=== MATERIAL PROVIDED ===
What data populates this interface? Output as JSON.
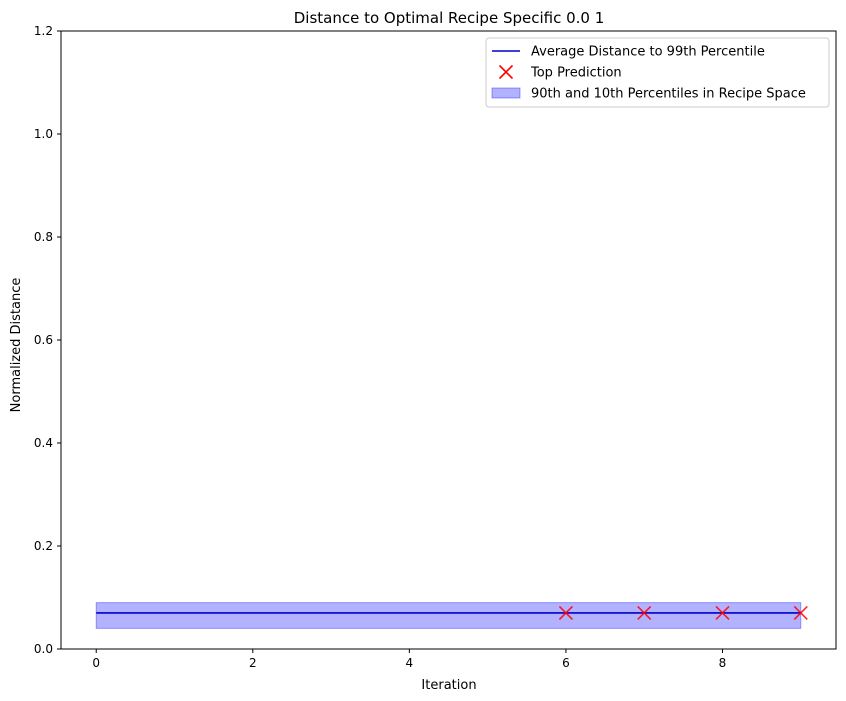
{
  "chart_data": {
    "type": "line",
    "title": "Distance to Optimal Recipe Specific 0.0 1",
    "xlabel": "Iteration",
    "ylabel": "Normalized Distance",
    "xlim": [
      -0.45,
      9.45
    ],
    "ylim": [
      0.0,
      1.2
    ],
    "xticks": [
      0,
      2,
      4,
      6,
      8
    ],
    "xtick_labels": [
      "0",
      "2",
      "4",
      "6",
      "8"
    ],
    "yticks": [
      0.0,
      0.2,
      0.4,
      0.6,
      0.8,
      1.0,
      1.2
    ],
    "ytick_labels": [
      "0.0",
      "0.2",
      "0.4",
      "0.6",
      "0.8",
      "1.0",
      "1.2"
    ],
    "grid": false,
    "legend_position": "top-right",
    "series": [
      {
        "name": "Average Distance to 99th Percentile",
        "kind": "line",
        "color": "#0000cc",
        "x": [
          0,
          1,
          2,
          3,
          4,
          5,
          6,
          7,
          8,
          9
        ],
        "y": [
          0.07,
          0.07,
          0.07,
          0.07,
          0.07,
          0.07,
          0.07,
          0.07,
          0.07,
          0.07
        ]
      },
      {
        "name": "Top Prediction",
        "kind": "scatter",
        "marker": "x",
        "color": "#ff0000",
        "x": [
          6,
          7,
          8,
          9
        ],
        "y": [
          0.07,
          0.07,
          0.07,
          0.07
        ]
      },
      {
        "name": "90th and 10th Percentiles in Recipe Space",
        "kind": "band",
        "color": "#0000ff",
        "x": [
          0,
          9
        ],
        "lower": [
          0.04,
          0.04
        ],
        "upper": [
          0.09,
          0.09
        ]
      }
    ]
  }
}
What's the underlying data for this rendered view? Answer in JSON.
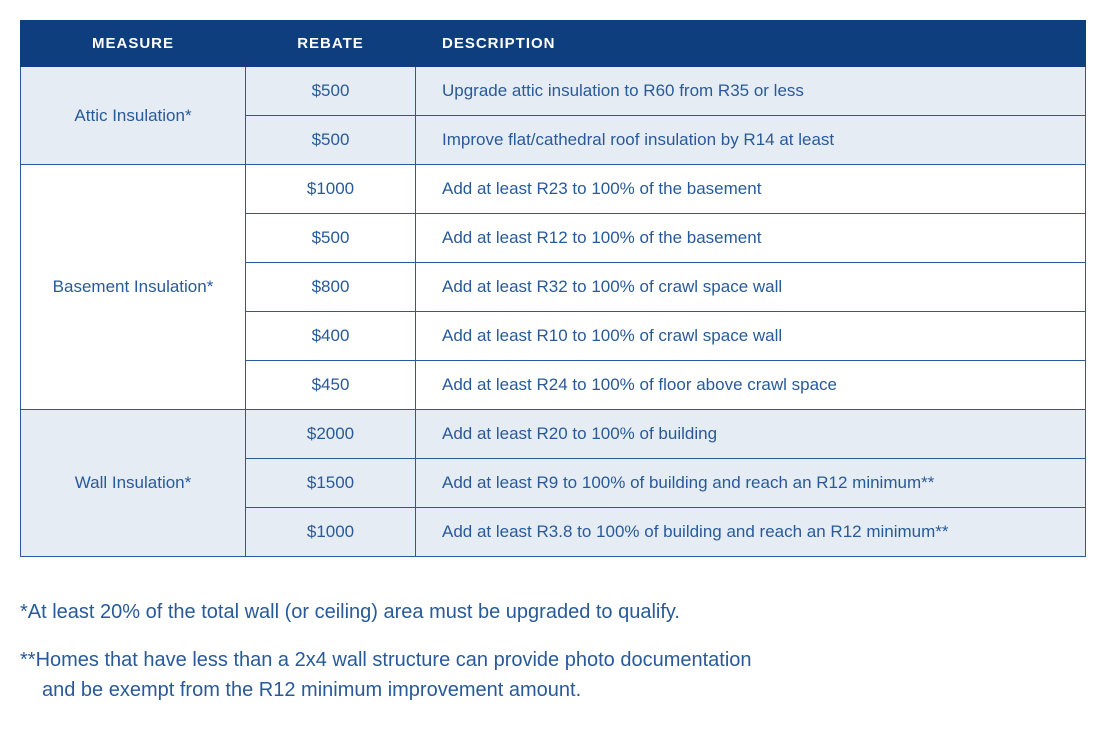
{
  "colors": {
    "header_bg": "#0f3e7e",
    "header_text": "#ffffff",
    "cell_text": "#285a9a",
    "border": "#2a5a9a",
    "row_alt_a": "#e6ecf4",
    "row_alt_b": "#ffffff"
  },
  "columns": {
    "measure": "MEASURE",
    "rebate": "REBATE",
    "description": "DESCRIPTION"
  },
  "sections": [
    {
      "measure": "Attic Insulation*",
      "rows": [
        {
          "rebate": "$500",
          "description": "Upgrade attic insulation to R60 from R35 or less"
        },
        {
          "rebate": "$500",
          "description": "Improve flat/cathedral roof insulation by R14 at least"
        }
      ]
    },
    {
      "measure": "Basement Insulation*",
      "rows": [
        {
          "rebate": "$1000",
          "description": "Add at least R23 to 100% of the basement"
        },
        {
          "rebate": "$500",
          "description": "Add at least R12 to 100% of the basement"
        },
        {
          "rebate": "$800",
          "description": "Add at least R32 to 100% of crawl space wall"
        },
        {
          "rebate": "$400",
          "description": "Add at least R10 to 100% of crawl space wall"
        },
        {
          "rebate": "$450",
          "description": "Add at least R24 to 100% of floor above crawl space"
        }
      ]
    },
    {
      "measure": "Wall Insulation*",
      "rows": [
        {
          "rebate": "$2000",
          "description": "Add at least R20 to 100% of building"
        },
        {
          "rebate": "$1500",
          "description": "Add at least R9 to 100% of building and reach an R12 minimum**"
        },
        {
          "rebate": "$1000",
          "description": "Add at least R3.8 to 100% of building and reach an R12 minimum**"
        }
      ]
    }
  ],
  "footnotes": {
    "note1": "*At least 20% of the total wall (or ceiling) area must be upgraded to qualify.",
    "note2_line1": "**Homes that have less than a 2x4 wall structure can provide photo documentation",
    "note2_line2": "and be exempt from the R12 minimum improvement amount."
  }
}
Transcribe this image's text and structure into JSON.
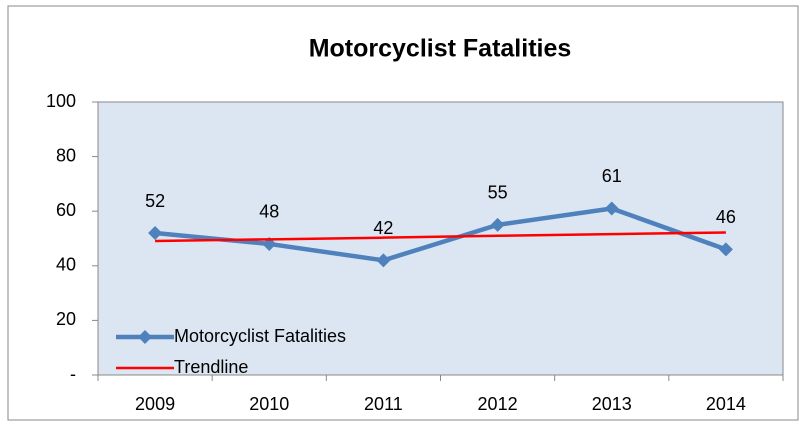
{
  "chart_data": {
    "type": "line",
    "title": "Motorcyclist Fatalities",
    "categories": [
      "2009",
      "2010",
      "2011",
      "2012",
      "2013",
      "2014"
    ],
    "series": [
      {
        "name": "Motorcyclist Fatalities",
        "color": "#4f81bd",
        "values": [
          52,
          48,
          42,
          55,
          61,
          46
        ],
        "marker": "diamond",
        "data_labels": true
      },
      {
        "name": "Trendline",
        "color": "#ff0000",
        "values": [
          49.1,
          49.7,
          50.3,
          51.0,
          51.6,
          52.2
        ]
      }
    ],
    "ylim": [
      0,
      100
    ],
    "yticks": [
      {
        "value": 0,
        "label": "-"
      },
      20,
      40,
      60,
      80,
      100
    ],
    "grid": false,
    "legend": "lower left",
    "plot_background": "#dce6f2"
  }
}
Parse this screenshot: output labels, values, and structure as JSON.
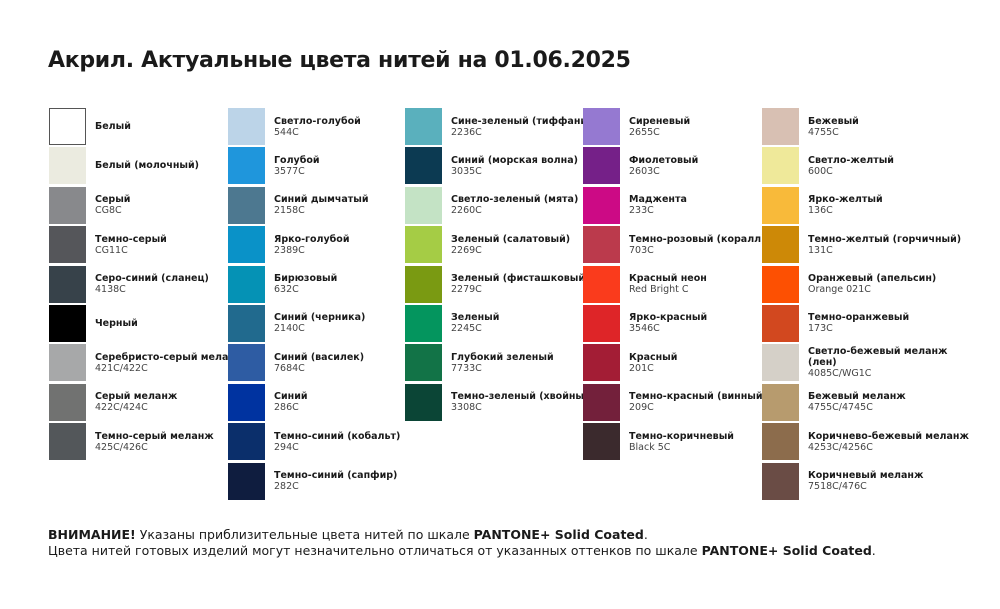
===
Copy out every line of the material above exactly, skipping the pictures.

What data populates this interface? Output as JSON.
{
  "chart_data": {
    "type": "line",
    "title": "Distance to Optimal Recipe Specific 0.0 1",
    "xlabel": "Iteration",
    "ylabel": "Normalized Distance",
    "xlim": [
      -0.45,
      9.45
    ],
    "ylim": [
      0.0,
      1.2
    ],
    "xticks": [
      0,
      2,
      4,
      6,
      8
    ],
    "xtick_labels": [
      "0",
      "2",
      "4",
      "6",
      "8"
    ],
    "yticks": [
      0.0,
      0.2,
      0.4,
      0.6,
      0.8,
      1.0,
      1.2
    ],
    "ytick_labels": [
      "0.0",
      "0.2",
      "0.4",
      "0.6",
      "0.8",
      "1.0",
      "1.2"
    ],
    "grid": false,
    "legend_position": "top-right",
    "series": [
      {
        "name": "Average Distance to 99th Percentile",
        "kind": "line",
        "color": "#0000cc",
        "x": [
          0,
          1,
          2,
          3,
          4,
          5,
          6,
          7,
          8,
          9
        ],
        "y": [
          0.07,
          0.07,
          0.07,
          0.07,
          0.07,
          0.07,
          0.07,
          0.07,
          0.07,
          0.07
        ]
      },
      {
        "name": "Top Prediction",
        "kind": "scatter",
        "marker": "x",
        "color": "#ff0000",
        "x": [
          6,
          7,
          8,
          9
        ],
        "y": [
          0.07,
          0.07,
          0.07,
          0.07
        ]
      },
      {
        "name": "90th and 10th Percentiles in Recipe Space",
        "kind": "band",
        "color": "#0000ff",
        "x": [
          0,
          9
        ],
        "lower": [
          0.04,
          0.04
        ],
        "upper": [
          0.09,
          0.09
        ]
      }
    ]
  }
}
What's the underlying data for this rendered view? Answer in JSON.
{
  "colors": {
    "header_bg": "#0f3e7e",
    "header_text": "#ffffff",
    "cell_text": "#285a9a",
    "border": "#2a5a9a",
    "row_alt_a": "#e6ecf4",
    "row_alt_b": "#ffffff"
  },
  "columns": {
    "measure": "MEASURE",
    "rebate": "REBATE",
    "description": "DESCRIPTION"
  },
  "sections": [
    {
      "measure": "Attic Insulation*",
      "rows": [
        {
          "rebate": "$500",
          "description": "Upgrade attic insulation to R60 from R35 or less"
        },
        {
          "rebate": "$500",
          "description": "Improve flat/cathedral roof insulation by R14 at least"
        }
      ]
    },
    {
      "measure": "Basement Insulation*",
      "rows": [
        {
          "rebate": "$1000",
          "description": "Add at least R23 to 100% of the basement"
        },
        {
          "rebate": "$500",
          "description": "Add at least R12 to 100% of the basement"
        },
        {
          "rebate": "$800",
          "description": "Add at least R32 to 100% of crawl space wall"
        },
        {
          "rebate": "$400",
          "description": "Add at least R10 to 100% of crawl space wall"
        },
        {
          "rebate": "$450",
          "description": "Add at least R24 to 100% of floor above crawl space"
        }
      ]
    },
    {
      "measure": "Wall Insulation*",
      "rows": [
        {
          "rebate": "$2000",
          "description": "Add at least R20 to 100% of building"
        },
        {
          "rebate": "$1500",
          "description": "Add at least R9 to 100% of building and reach an R12 minimum**"
        },
        {
          "rebate": "$1000",
          "description": "Add at least R3.8 to 100% of building and reach an R12 minimum**"
        }
      ]
    }
  ],
  "footnotes": {
    "note1": "*At least 20% of the total wall (or ceiling) area must be upgraded to qualify.",
    "note2_line1": "**Homes that have less than a 2x4 wall structure can provide photo documentation",
    "note2_line2": "and be exempt from the R12 minimum improvement amount."
  }
}
Transcribe this image's text and structure into JSON.
{
  "chart_data": {
    "type": "line",
    "title": "Motorcyclist Fatalities",
    "categories": [
      "2009",
      "2010",
      "2011",
      "2012",
      "2013",
      "2014"
    ],
    "series": [
      {
        "name": "Motorcyclist Fatalities",
        "color": "#4f81bd",
        "values": [
          52,
          48,
          42,
          55,
          61,
          46
        ],
        "marker": "diamond",
        "data_labels": true
      },
      {
        "name": "Trendline",
        "color": "#ff0000",
        "values": [
          49.1,
          49.7,
          50.3,
          51.0,
          51.6,
          52.2
        ]
      }
    ],
    "ylim": [
      0,
      100
    ],
    "yticks": [
      {
        "value": 0,
        "label": "-"
      },
      20,
      40,
      60,
      80,
      100
    ],
    "grid": false,
    "legend": "lower left",
    "plot_background": "#dce6f2"
  }
}
Parse this screenshot: output labels, values, and structure as JSON.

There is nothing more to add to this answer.